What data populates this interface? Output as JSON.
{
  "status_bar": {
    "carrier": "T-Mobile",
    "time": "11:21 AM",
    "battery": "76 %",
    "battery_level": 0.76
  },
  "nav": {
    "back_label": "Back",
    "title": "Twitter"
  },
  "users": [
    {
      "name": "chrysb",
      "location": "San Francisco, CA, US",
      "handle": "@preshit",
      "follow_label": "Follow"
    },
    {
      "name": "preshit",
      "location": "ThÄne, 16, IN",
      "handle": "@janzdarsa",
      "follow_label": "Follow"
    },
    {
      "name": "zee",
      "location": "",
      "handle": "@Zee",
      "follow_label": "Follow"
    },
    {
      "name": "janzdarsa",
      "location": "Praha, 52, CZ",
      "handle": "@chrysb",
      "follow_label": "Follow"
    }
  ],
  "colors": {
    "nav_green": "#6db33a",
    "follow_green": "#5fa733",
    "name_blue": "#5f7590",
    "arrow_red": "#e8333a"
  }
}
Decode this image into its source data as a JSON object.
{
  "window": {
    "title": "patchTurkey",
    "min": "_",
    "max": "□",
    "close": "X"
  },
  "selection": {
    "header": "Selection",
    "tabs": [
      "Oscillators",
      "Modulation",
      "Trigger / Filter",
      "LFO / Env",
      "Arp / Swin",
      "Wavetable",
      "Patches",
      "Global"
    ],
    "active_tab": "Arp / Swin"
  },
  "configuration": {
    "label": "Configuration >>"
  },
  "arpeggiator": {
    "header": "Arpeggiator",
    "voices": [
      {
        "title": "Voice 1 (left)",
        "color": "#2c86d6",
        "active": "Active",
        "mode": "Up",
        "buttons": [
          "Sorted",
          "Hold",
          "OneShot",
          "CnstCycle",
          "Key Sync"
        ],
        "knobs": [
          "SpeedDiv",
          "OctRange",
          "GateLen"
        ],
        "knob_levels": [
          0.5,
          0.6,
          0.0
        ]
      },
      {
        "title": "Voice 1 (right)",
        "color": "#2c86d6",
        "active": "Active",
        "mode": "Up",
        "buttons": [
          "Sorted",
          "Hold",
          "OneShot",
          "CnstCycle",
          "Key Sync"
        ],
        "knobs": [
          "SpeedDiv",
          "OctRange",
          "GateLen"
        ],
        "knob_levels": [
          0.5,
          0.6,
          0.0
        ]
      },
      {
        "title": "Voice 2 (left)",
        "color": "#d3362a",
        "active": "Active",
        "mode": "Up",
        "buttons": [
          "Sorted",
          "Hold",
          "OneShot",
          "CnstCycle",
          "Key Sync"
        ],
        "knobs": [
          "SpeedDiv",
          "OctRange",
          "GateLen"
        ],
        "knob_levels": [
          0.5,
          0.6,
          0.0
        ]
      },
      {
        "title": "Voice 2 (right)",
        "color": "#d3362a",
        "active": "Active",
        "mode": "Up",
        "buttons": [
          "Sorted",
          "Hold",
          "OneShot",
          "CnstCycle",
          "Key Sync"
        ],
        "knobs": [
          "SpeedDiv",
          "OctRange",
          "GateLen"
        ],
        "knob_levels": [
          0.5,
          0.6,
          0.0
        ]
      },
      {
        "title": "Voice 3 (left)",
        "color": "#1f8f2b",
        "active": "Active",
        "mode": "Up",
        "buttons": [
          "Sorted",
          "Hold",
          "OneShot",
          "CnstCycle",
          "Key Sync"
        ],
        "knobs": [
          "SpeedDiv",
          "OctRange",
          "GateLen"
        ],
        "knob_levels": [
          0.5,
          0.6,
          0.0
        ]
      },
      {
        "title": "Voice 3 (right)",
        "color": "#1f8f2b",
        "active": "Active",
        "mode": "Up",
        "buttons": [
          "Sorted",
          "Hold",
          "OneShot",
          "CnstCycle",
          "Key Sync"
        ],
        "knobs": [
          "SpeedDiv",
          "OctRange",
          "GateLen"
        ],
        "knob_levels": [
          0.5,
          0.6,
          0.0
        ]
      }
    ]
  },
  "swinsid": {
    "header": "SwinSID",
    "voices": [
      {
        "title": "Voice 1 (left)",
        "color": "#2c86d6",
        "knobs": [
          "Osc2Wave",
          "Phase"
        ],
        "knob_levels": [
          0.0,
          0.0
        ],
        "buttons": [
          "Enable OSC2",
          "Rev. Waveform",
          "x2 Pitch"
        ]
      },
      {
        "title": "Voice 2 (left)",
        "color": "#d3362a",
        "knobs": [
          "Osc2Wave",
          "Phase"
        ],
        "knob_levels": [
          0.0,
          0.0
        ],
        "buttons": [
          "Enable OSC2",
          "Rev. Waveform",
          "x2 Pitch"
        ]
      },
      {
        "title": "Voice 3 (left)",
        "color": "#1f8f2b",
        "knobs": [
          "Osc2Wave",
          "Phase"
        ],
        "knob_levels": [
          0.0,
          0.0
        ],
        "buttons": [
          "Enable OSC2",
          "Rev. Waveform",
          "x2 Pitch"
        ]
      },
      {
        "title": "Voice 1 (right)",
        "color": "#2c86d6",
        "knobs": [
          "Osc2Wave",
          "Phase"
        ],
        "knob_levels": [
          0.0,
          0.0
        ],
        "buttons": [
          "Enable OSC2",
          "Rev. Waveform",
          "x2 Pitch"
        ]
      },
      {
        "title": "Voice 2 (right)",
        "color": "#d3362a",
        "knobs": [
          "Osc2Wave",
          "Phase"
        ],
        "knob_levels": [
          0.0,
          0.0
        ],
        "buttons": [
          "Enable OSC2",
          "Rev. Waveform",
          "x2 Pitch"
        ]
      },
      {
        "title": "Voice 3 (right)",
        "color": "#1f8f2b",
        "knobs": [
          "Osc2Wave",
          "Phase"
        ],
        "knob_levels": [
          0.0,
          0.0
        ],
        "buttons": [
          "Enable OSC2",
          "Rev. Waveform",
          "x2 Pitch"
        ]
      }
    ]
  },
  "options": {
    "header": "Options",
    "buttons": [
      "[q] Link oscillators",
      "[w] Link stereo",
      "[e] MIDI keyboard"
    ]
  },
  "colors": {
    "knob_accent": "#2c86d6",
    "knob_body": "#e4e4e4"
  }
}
——
WHAT YOU ARE ASKED TO DO | Exactly reproduce all of the entries above.

ANSWER |
What data populates this interface? Output as JSON.
{
  "status_bar": {
    "carrier": "T-Mobile",
    "time": "11:21 AM",
    "battery": "76 %",
    "battery_level": 0.76
  },
  "nav": {
    "back_label": "Back",
    "title": "Twitter"
  },
  "users": [
    {
      "name": "chrysb",
      "location": "San Francisco, CA, US",
      "handle": "@preshit",
      "follow_label": "Follow"
    },
    {
      "name": "preshit",
      "location": "ThÄne, 16, IN",
      "handle": "@janzdarsa",
      "follow_label": "Follow"
    },
    {
      "name": "zee",
      "location": "",
      "handle": "@Zee",
      "follow_label": "Follow"
    },
    {
      "name": "janzdarsa",
      "location": "Praha, 52, CZ",
      "handle": "@chrysb",
      "follow_label": "Follow"
    }
  ],
  "colors": {
    "nav_green": "#6db33a",
    "follow_green": "#5fa733",
    "name_blue": "#5f7590",
    "arrow_red": "#e8333a"
  }
}
Decode this image into its source data as a JSON object.
{
  "window": {
    "title": "patchTurkey",
    "min": "_",
    "max": "□",
    "close": "X"
  },
  "selection": {
    "header": "Selection",
    "tabs": [
      "Oscillators",
      "Modulation",
      "Trigger / Filter",
      "LFO / Env",
      "Arp / Swin",
      "Wavetable",
      "Patches",
      "Global"
    ],
    "active_tab": "Arp / Swin"
  },
  "configuration": {
    "label": "Configuration >>"
  },
  "arpeggiator": {
    "header": "Arpeggiator",
    "voices": [
      {
        "title": "Voice 1 (left)",
        "color": "#2c86d6",
        "active": "Active",
        "mode": "Up",
        "buttons": [
          "Sorted",
          "Hold",
          "OneShot",
          "CnstCycle",
          "Key Sync"
        ],
        "knobs": [
          "SpeedDiv",
          "OctRange",
          "GateLen"
        ],
        "knob_levels": [
          0.5,
          0.6,
          0.0
        ]
      },
      {
        "title": "Voice 1 (right)",
        "color": "#2c86d6",
        "active": "Active",
        "mode": "Up",
        "buttons": [
          "Sorted",
          "Hold",
          "OneShot",
          "CnstCycle",
          "Key Sync"
        ],
        "knobs": [
          "SpeedDiv",
          "OctRange",
          "GateLen"
        ],
        "knob_levels": [
          0.5,
          0.6,
          0.0
        ]
      },
      {
        "title": "Voice 2 (left)",
        "color": "#d3362a",
        "active": "Active",
        "mode": "Up",
        "buttons": [
          "Sorted",
          "Hold",
          "OneShot",
          "CnstCycle",
          "Key Sync"
        ],
        "knobs": [
          "SpeedDiv",
          "OctRange",
          "GateLen"
        ],
        "knob_levels": [
          0.5,
          0.6,
          0.0
        ]
      },
      {
        "title": "Voice 2 (right)",
        "color": "#d3362a",
        "active": "Active",
        "mode": "Up",
        "buttons": [
          "Sorted",
          "Hold",
          "OneShot",
          "CnstCycle",
          "Key Sync"
        ],
        "knobs": [
          "SpeedDiv",
          "OctRange",
          "GateLen"
        ],
        "knob_levels": [
          0.5,
          0.6,
          0.0
        ]
      },
      {
        "title": "Voice 3 (left)",
        "color": "#1f8f2b",
        "active": "Active",
        "mode": "Up",
        "buttons": [
          "Sorted",
          "Hold",
          "OneShot",
          "CnstCycle",
          "Key Sync"
        ],
        "knobs": [
          "SpeedDiv",
          "OctRange",
          "GateLen"
        ],
        "knob_levels": [
          0.5,
          0.6,
          0.0
        ]
      },
      {
        "title": "Voice 3 (right)",
        "color": "#1f8f2b",
        "active": "Active",
        "mode": "Up",
        "buttons": [
          "Sorted",
          "Hold",
          "OneShot",
          "CnstCycle",
          "Key Sync"
        ],
        "knobs": [
          "SpeedDiv",
          "OctRange",
          "GateLen"
        ],
        "knob_levels": [
          0.5,
          0.6,
          0.0
        ]
      }
    ]
  },
  "swinsid": {
    "header": "SwinSID",
    "voices": [
      {
        "title": "Voice 1 (left)",
        "color": "#2c86d6",
        "knobs": [
          "Osc2Wave",
          "Phase"
        ],
        "knob_levels": [
          0.0,
          0.0
        ],
        "buttons": [
          "Enable OSC2",
          "Rev. Waveform",
          "x2 Pitch"
        ]
      },
      {
        "title": "Voice 2 (left)",
        "color": "#d3362a",
        "knobs": [
          "Osc2Wave",
          "Phase"
        ],
        "knob_levels": [
          0.0,
          0.0
        ],
        "buttons": [
          "Enable OSC2",
          "Rev. Waveform",
          "x2 Pitch"
        ]
      },
      {
        "title": "Voice 3 (left)",
        "color": "#1f8f2b",
        "knobs": [
          "Osc2Wave",
          "Phase"
        ],
        "knob_levels": [
          0.0,
          0.0
        ],
        "buttons": [
          "Enable OSC2",
          "Rev. Waveform",
          "x2 Pitch"
        ]
      },
      {
        "title": "Voice 1 (right)",
        "color": "#2c86d6",
        "knobs": [
          "Osc2Wave",
          "Phase"
        ],
        "knob_levels": [
          0.0,
          0.0
        ],
        "buttons": [
          "Enable OSC2",
          "Rev. Waveform",
          "x2 Pitch"
        ]
      },
      {
        "title": "Voice 2 (right)",
        "color": "#d3362a",
        "knobs": [
          "Osc2Wave",
          "Phase"
        ],
        "knob_levels": [
          0.0,
          0.0
        ],
        "buttons": [
          "Enable OSC2",
          "Rev. Waveform",
          "x2 Pitch"
        ]
      },
      {
        "title": "Voice 3 (right)",
        "color": "#1f8f2b",
        "knobs": [
          "Osc2Wave",
          "Phase"
        ],
        "knob_levels": [
          0.0,
          0.0
        ],
        "buttons": [
          "Enable OSC2",
          "Rev. Waveform",
          "x2 Pitch"
        ]
      }
    ]
  },
  "options": {
    "header": "Options",
    "buttons": [
      "[q] Link oscillators",
      "[w] Link stereo",
      "[e] MIDI keyboard"
    ]
  },
  "colors": {
    "knob_accent": "#2c86d6",
    "knob_body": "#e4e4e4"
  }
}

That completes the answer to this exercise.